**** Entries provided
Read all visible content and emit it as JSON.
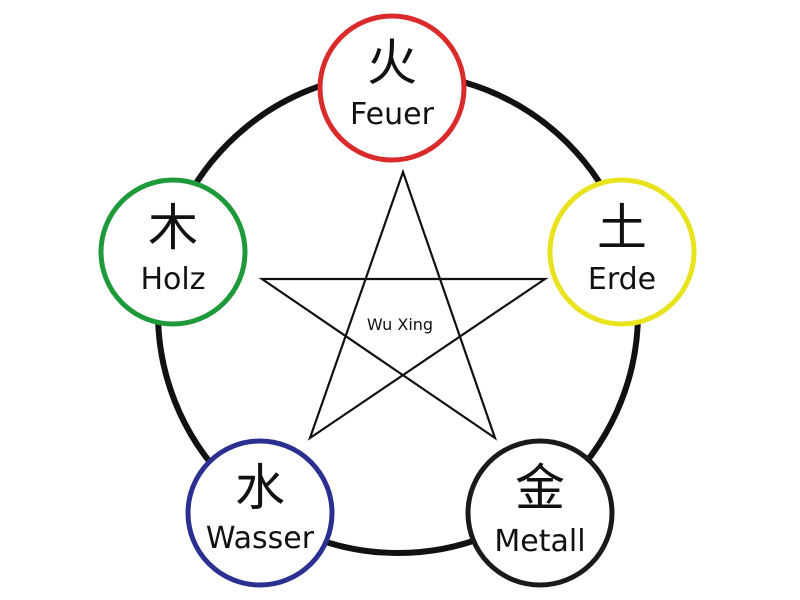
{
  "center": {
    "label": "Wu Xing"
  },
  "elements": [
    {
      "key": "fire",
      "glyph": "火",
      "label": "Feuer",
      "ring_color": "#d92b2b"
    },
    {
      "key": "earth",
      "glyph": "土",
      "label": "Erde",
      "ring_color": "#e8e31c"
    },
    {
      "key": "metal",
      "glyph": "金",
      "label": "Metall",
      "ring_color": "#1a1a1a"
    },
    {
      "key": "water",
      "glyph": "水",
      "label": "Wasser",
      "ring_color": "#2b2f8f"
    },
    {
      "key": "wood",
      "glyph": "木",
      "label": "Holz",
      "ring_color": "#1f9a3a"
    }
  ],
  "colors": {
    "outline": "#111111",
    "background": "#ffffff"
  }
}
********
§ Task statement
Pick out the lines that include the word "glyph" and write them out.

§ The result
      "glyph": "火",
      "glyph": "土",
      "glyph": "金",
      "glyph": "水",
      "glyph": "木",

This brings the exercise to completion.